Stored data

>>>

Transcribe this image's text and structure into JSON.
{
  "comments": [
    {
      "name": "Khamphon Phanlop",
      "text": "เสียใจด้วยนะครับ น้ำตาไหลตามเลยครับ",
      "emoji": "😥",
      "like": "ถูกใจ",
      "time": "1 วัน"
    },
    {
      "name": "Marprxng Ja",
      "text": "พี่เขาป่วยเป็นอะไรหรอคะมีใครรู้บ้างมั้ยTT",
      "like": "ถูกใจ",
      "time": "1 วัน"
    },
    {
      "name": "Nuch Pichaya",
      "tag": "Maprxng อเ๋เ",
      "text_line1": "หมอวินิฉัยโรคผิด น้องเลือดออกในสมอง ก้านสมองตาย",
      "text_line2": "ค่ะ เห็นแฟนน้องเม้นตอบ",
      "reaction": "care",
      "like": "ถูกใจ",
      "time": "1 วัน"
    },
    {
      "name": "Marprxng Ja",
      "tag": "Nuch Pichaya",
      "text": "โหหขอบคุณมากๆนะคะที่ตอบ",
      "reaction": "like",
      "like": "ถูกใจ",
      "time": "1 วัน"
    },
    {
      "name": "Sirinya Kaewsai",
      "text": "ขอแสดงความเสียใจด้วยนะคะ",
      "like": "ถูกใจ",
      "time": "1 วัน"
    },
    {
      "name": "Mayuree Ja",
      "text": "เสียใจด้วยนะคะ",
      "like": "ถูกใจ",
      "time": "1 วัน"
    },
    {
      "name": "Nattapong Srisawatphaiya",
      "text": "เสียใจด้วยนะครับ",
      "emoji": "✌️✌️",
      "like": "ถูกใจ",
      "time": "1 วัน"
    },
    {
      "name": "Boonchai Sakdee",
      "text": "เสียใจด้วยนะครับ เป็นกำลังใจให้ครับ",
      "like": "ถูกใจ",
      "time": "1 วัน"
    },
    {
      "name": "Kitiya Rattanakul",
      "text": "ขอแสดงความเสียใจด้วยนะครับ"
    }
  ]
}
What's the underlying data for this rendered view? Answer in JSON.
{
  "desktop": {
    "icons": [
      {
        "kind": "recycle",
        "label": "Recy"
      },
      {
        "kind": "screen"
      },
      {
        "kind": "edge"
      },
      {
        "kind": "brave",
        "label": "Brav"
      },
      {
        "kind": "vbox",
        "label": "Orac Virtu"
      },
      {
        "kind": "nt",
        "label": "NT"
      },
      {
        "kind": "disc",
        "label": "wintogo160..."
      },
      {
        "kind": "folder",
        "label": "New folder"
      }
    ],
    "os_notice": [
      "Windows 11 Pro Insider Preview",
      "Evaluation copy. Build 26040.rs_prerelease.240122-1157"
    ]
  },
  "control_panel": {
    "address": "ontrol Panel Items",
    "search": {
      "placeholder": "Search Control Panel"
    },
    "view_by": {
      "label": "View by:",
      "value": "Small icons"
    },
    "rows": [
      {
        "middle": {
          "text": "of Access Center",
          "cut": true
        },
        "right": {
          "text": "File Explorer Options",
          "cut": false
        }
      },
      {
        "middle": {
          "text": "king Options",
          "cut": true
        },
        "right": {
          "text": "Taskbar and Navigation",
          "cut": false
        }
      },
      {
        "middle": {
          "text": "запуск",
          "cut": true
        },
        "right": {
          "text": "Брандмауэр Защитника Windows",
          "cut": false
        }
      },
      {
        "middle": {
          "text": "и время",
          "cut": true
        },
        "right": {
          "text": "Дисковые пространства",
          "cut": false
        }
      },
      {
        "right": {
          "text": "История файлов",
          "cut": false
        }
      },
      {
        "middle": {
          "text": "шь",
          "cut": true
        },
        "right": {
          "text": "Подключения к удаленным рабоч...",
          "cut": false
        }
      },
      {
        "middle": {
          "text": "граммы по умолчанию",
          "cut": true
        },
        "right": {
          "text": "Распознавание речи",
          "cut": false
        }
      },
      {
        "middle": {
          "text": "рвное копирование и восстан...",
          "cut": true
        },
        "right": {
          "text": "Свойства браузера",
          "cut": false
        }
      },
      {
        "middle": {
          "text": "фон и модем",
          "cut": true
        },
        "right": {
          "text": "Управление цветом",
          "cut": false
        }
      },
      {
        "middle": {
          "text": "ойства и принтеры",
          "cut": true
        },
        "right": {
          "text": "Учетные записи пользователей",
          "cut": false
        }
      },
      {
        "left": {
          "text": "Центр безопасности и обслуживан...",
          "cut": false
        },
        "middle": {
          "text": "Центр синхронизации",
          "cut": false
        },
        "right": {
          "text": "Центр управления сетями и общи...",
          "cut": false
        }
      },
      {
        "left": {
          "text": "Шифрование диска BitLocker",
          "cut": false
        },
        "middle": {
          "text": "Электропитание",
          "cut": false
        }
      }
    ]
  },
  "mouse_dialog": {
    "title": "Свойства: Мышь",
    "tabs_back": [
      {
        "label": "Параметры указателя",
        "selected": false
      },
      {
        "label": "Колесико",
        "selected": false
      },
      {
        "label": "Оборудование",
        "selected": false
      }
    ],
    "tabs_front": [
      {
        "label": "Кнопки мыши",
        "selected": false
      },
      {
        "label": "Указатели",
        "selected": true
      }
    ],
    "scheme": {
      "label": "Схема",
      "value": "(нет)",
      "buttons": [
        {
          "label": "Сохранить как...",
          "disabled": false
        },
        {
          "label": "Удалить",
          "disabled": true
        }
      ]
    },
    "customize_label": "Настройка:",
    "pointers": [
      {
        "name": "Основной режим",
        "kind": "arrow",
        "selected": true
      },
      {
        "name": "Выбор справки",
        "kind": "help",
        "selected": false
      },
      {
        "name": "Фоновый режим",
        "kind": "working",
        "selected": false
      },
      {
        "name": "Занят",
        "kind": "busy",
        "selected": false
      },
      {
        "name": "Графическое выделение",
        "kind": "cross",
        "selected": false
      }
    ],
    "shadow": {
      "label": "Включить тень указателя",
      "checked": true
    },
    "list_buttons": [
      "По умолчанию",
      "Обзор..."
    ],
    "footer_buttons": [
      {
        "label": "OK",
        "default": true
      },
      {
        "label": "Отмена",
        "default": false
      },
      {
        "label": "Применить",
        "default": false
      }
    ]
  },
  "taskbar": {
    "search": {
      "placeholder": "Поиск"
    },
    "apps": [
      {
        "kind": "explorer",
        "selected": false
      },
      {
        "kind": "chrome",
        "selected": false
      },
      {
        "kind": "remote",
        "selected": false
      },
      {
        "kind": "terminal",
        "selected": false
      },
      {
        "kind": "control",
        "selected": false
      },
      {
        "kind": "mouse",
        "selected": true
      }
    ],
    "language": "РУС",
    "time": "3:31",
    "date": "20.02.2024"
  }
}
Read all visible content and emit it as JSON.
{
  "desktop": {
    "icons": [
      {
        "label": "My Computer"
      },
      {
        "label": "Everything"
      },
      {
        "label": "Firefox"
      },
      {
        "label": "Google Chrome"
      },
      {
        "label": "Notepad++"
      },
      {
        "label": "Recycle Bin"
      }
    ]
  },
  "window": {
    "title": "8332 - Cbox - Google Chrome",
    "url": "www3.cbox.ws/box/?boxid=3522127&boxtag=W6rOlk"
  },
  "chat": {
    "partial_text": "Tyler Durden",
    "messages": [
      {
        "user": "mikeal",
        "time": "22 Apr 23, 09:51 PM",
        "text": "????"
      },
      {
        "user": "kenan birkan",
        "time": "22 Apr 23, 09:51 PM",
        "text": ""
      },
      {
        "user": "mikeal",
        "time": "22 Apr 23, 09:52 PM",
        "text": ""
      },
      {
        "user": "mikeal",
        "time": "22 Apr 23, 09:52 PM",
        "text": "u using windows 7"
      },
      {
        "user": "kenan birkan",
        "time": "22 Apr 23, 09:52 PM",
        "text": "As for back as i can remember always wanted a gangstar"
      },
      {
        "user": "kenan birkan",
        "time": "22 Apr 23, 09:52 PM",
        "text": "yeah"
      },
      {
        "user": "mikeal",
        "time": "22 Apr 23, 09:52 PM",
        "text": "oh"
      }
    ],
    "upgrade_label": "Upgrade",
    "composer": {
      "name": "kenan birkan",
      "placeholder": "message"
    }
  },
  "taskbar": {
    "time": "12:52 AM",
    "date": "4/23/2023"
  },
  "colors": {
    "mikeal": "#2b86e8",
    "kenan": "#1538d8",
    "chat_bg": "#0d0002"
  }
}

<<<

Exercise aim: Reply with only the number of lines in the material above where the string "placeholder" appears.

Exercise output: 3